## Set problem
Transcribe every line of the records verbatim.

[Begin Records for this exercise]

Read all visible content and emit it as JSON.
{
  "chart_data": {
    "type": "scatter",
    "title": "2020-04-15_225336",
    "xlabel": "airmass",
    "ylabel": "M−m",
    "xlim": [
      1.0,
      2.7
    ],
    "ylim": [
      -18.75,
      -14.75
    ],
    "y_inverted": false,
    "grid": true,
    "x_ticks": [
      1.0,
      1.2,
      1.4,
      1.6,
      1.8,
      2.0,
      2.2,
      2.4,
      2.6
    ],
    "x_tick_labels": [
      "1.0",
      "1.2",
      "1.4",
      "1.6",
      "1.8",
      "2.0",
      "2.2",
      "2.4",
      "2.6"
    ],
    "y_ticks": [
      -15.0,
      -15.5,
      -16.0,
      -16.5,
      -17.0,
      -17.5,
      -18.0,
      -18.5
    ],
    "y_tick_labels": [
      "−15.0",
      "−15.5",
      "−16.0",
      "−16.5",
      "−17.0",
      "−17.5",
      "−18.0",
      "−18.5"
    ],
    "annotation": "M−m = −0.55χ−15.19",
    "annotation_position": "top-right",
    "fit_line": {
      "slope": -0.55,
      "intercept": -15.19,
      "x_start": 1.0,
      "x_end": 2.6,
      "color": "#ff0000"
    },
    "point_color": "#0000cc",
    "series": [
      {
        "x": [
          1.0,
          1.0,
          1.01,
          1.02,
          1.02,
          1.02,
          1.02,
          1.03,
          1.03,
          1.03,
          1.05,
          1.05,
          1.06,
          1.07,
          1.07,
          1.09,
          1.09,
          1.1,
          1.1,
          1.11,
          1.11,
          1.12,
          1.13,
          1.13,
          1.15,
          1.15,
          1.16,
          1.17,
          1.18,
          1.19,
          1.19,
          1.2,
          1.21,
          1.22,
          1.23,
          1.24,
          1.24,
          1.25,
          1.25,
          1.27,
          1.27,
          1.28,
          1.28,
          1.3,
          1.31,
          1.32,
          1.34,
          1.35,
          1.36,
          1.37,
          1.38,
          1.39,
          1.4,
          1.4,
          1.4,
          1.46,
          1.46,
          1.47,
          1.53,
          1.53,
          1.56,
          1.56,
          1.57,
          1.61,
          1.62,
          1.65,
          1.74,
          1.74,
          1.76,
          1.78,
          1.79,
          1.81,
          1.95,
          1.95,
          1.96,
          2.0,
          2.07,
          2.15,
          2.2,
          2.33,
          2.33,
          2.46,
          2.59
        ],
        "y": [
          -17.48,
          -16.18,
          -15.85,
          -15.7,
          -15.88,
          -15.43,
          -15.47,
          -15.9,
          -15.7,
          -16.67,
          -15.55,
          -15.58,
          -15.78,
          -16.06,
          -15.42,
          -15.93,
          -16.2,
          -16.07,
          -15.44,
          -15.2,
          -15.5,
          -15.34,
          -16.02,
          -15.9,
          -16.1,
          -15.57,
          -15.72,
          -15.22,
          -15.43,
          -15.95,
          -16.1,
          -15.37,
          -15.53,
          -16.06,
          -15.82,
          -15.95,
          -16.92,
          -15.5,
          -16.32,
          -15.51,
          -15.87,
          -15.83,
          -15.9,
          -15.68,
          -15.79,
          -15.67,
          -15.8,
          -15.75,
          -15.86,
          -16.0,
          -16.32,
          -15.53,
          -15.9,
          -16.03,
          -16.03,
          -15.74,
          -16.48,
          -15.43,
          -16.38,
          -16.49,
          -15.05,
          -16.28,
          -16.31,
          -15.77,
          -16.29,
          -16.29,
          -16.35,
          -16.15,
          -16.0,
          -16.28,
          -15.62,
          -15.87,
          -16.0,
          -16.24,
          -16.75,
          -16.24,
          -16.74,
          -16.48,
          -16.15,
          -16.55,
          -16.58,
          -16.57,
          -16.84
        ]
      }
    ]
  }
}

[End Records for this exercise]

## Solution to this problem
Read all visible content and emit it as JSON.
{
  "chart_data": {
    "type": "scatter",
    "title": "2020-04-15_225336",
    "xlabel": "airmass",
    "ylabel": "M−m",
    "xlim": [
      1.0,
      2.7
    ],
    "ylim": [
      -18.75,
      -14.75
    ],
    "y_inverted": false,
    "grid": true,
    "x_ticks": [
      1.0,
      1.2,
      1.4,
      1.6,
      1.8,
      2.0,
      2.2,
      2.4,
      2.6
    ],
    "x_tick_labels": [
      "1.0",
      "1.2",
      "1.4",
      "1.6",
      "1.8",
      "2.0",
      "2.2",
      "2.4",
      "2.6"
    ],
    "y_ticks": [
      -15.0,
      -15.5,
      -16.0,
      -16.5,
      -17.0,
      -17.5,
      -18.0,
      -18.5
    ],
    "y_tick_labels": [
      "−15.0",
      "−15.5",
      "−16.0",
      "−16.5",
      "−17.0",
      "−17.5",
      "−18.0",
      "−18.5"
    ],
    "annotation": "M−m = −0.55χ−15.19",
    "annotation_position": "top-right",
    "fit_line": {
      "slope": -0.55,
      "intercept": -15.19,
      "x_start": 1.0,
      "x_end": 2.6,
      "color": "#ff0000"
    },
    "point_color": "#0000cc",
    "series": [
      {
        "x": [
          1.0,
          1.0,
          1.01,
          1.02,
          1.02,
          1.02,
          1.02,
          1.03,
          1.03,
          1.03,
          1.05,
          1.05,
          1.06,
          1.07,
          1.07,
          1.09,
          1.09,
          1.1,
          1.1,
          1.11,
          1.11,
          1.12,
          1.13,
          1.13,
          1.15,
          1.15,
          1.16,
          1.17,
          1.18,
          1.19,
          1.19,
          1.2,
          1.21,
          1.22,
          1.23,
          1.24,
          1.24,
          1.25,
          1.25,
          1.27,
          1.27,
          1.28,
          1.28,
          1.3,
          1.31,
          1.32,
          1.34,
          1.35,
          1.36,
          1.37,
          1.38,
          1.39,
          1.4,
          1.4,
          1.4,
          1.46,
          1.46,
          1.47,
          1.53,
          1.53,
          1.56,
          1.56,
          1.57,
          1.61,
          1.62,
          1.65,
          1.74,
          1.74,
          1.76,
          1.78,
          1.79,
          1.81,
          1.95,
          1.95,
          1.96,
          2.0,
          2.07,
          2.15,
          2.2,
          2.33,
          2.33,
          2.46,
          2.59
        ],
        "y": [
          -17.48,
          -16.18,
          -15.85,
          -15.7,
          -15.88,
          -15.43,
          -15.47,
          -15.9,
          -15.7,
          -16.67,
          -15.55,
          -15.58,
          -15.78,
          -16.06,
          -15.42,
          -15.93,
          -16.2,
          -16.07,
          -15.44,
          -15.2,
          -15.5,
          -15.34,
          -16.02,
          -15.9,
          -16.1,
          -15.57,
          -15.72,
          -15.22,
          -15.43,
          -15.95,
          -16.1,
          -15.37,
          -15.53,
          -16.06,
          -15.82,
          -15.95,
          -16.92,
          -15.5,
          -16.32,
          -15.51,
          -15.87,
          -15.83,
          -15.9,
          -15.68,
          -15.79,
          -15.67,
          -15.8,
          -15.75,
          -15.86,
          -16.0,
          -16.32,
          -15.53,
          -15.9,
          -16.03,
          -16.03,
          -15.74,
          -16.48,
          -15.43,
          -16.38,
          -16.49,
          -15.05,
          -16.28,
          -16.31,
          -15.77,
          -16.29,
          -16.29,
          -16.35,
          -16.15,
          -16.0,
          -16.28,
          -15.62,
          -15.87,
          -16.0,
          -16.24,
          -16.75,
          -16.24,
          -16.74,
          -16.48,
          -16.15,
          -16.55,
          -16.58,
          -16.57,
          -16.84
        ]
      }
    ]
  }
}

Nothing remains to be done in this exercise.